* Task requirements: Copy out the listing that follows exactly, dropping every picture.

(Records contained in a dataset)
▽
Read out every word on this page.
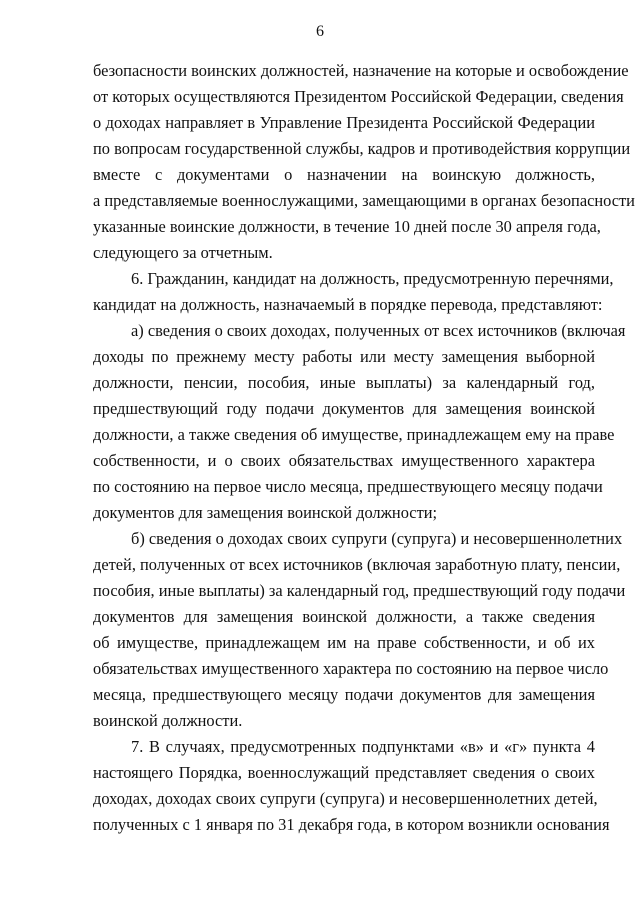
6
безопасности воинских должностей, назначение на которые и освобождение
от которых осуществляются Президентом Российской Федерации, сведения
о доходах направляет в Управление Президента Российской Федерации
по вопросам государственной службы, кадров и противодействия коррупции
вместе с документами о назначении на воинскую должность,
а представляемые военнослужащими, замещающими в органах безопасности
указанные воинские должности, в течение 10 дней после 30 апреля года,
следующего за отчетным.
6. Гражданин, кандидат на должность, предусмотренную перечнями,
кандидат на должность, назначаемый в порядке перевода, представляют:
а) сведения о своих доходах, полученных от всех источников (включая
доходы по прежнему месту работы или месту замещения выборной
должности, пенсии, пособия, иные выплаты) за календарный год,
предшествующий году подачи документов для замещения воинской
должности, а также сведения об имуществе, принадлежащем ему на праве
собственности, и о своих обязательствах имущественного характера
по состоянию на первое число месяца, предшествующего месяцу подачи
документов для замещения воинской должности;
б) сведения о доходах своих супруги (супруга) и несовершеннолетних
детей, полученных от всех источников (включая заработную плату, пенсии,
пособия, иные выплаты) за календарный год, предшествующий году подачи
документов для замещения воинской должности, а также сведения
об имуществе, принадлежащем им на праве собственности, и об их
обязательствах имущественного характера по состоянию на первое число
месяца, предшествующего месяцу подачи документов для замещения
воинской должности.
7. В случаях, предусмотренных подпунктами «в» и «г» пункта 4
настоящего Порядка, военнослужащий представляет сведения о своих
доходах, доходах своих супруги (супруга) и несовершеннолетних детей,
полученных с 1 января по 31 декабря года, в котором возникли основания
△
* Response below:
Read out every word on this page.
6
безопасности воинских должностей, назначение на которые и освобождение
от которых осуществляются Президентом Российской Федерации, сведения
о доходах направляет в Управление Президента Российской Федерации
по вопросам государственной службы, кадров и противодействия коррупции
вместе с документами о назначении на воинскую должность,
а представляемые военнослужащими, замещающими в органах безопасности
указанные воинские должности, в течение 10 дней после 30 апреля года,
следующего за отчетным.
6. Гражданин, кандидат на должность, предусмотренную перечнями,
кандидат на должность, назначаемый в порядке перевода, представляют:
а) сведения о своих доходах, полученных от всех источников (включая
доходы по прежнему месту работы или месту замещения выборной
должности, пенсии, пособия, иные выплаты) за календарный год,
предшествующий году подачи документов для замещения воинской
должности, а также сведения об имуществе, принадлежащем ему на праве
собственности, и о своих обязательствах имущественного характера
по состоянию на первое число месяца, предшествующего месяцу подачи
документов для замещения воинской должности;
б) сведения о доходах своих супруги (супруга) и несовершеннолетних
детей, полученных от всех источников (включая заработную плату, пенсии,
пособия, иные выплаты) за календарный год, предшествующий году подачи
документов для замещения воинской должности, а также сведения
об имуществе, принадлежащем им на праве собственности, и об их
обязательствах имущественного характера по состоянию на первое число
месяца, предшествующего месяцу подачи документов для замещения
воинской должности.
7. В случаях, предусмотренных подпунктами «в» и «г» пункта 4
настоящего Порядка, военнослужащий представляет сведения о своих
доходах, доходах своих супруги (супруга) и несовершеннолетних детей,
полученных с 1 января по 31 декабря года, в котором возникли основания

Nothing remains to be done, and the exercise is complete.